- [Provided data]:
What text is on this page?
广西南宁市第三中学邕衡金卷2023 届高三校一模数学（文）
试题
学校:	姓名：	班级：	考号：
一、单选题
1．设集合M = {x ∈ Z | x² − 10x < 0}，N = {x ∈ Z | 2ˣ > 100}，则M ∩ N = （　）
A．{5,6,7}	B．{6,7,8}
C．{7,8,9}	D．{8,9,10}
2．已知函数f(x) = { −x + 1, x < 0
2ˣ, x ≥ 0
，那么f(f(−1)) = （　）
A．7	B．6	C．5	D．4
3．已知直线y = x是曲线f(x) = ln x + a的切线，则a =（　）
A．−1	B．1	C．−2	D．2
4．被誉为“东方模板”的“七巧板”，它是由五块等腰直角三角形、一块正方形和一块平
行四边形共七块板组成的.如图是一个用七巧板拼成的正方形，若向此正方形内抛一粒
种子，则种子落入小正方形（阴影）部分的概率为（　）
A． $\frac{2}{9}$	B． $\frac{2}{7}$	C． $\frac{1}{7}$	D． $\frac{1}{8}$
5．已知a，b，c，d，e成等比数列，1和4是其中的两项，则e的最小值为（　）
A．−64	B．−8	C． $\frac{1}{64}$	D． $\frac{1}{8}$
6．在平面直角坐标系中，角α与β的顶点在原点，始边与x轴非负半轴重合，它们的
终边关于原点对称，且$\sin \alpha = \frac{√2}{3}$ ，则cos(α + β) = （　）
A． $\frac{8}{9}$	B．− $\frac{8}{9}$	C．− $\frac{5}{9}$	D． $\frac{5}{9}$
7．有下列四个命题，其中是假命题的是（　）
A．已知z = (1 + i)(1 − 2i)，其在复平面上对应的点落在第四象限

- [Work instructions]:
Restate every record exactly, leaving nothing out.

- [Written response]:
What text is on this page?
广西南宁市第三中学邕衡金卷2023 届高三校一模数学（文）
试题
学校:	姓名：	班级：	考号：
一、单选题
1．设集合M = {x ∈ Z | x² − 10x < 0}，N = {x ∈ Z | 2ˣ > 100}，则M ∩ N = （　）
A．{5,6,7}	B．{6,7,8}
C．{7,8,9}	D．{8,9,10}
2．已知函数f(x) = { −x + 1, x < 0
2ˣ, x ≥ 0
，那么f(f(−1)) = （　）
A．7	B．6	C．5	D．4
3．已知直线y = x是曲线f(x) = ln x + a的切线，则a =（　）
A．−1	B．1	C．−2	D．2
4．被誉为“东方模板”的“七巧板”，它是由五块等腰直角三角形、一块正方形和一块平
行四边形共七块板组成的.如图是一个用七巧板拼成的正方形，若向此正方形内抛一粒
种子，则种子落入小正方形（阴影）部分的概率为（　）
A． $\frac{2}{9}$	B． $\frac{2}{7}$	C． $\frac{1}{7}$	D． $\frac{1}{8}$
5．已知a，b，c，d，e成等比数列，1和4是其中的两项，则e的最小值为（　）
A．−64	B．−8	C． $\frac{1}{64}$	D． $\frac{1}{8}$
6．在平面直角坐标系中，角α与β的顶点在原点，始边与x轴非负半轴重合，它们的
终边关于原点对称，且$\sin \alpha = \frac{√2}{3}$ ，则cos(α + β) = （　）
A． $\frac{8}{9}$	B．− $\frac{8}{9}$	C．− $\frac{5}{9}$	D． $\frac{5}{9}$
7．有下列四个命题，其中是假命题的是（　）
A．已知z = (1 + i)(1 − 2i)，其在复平面上对应的点落在第四象限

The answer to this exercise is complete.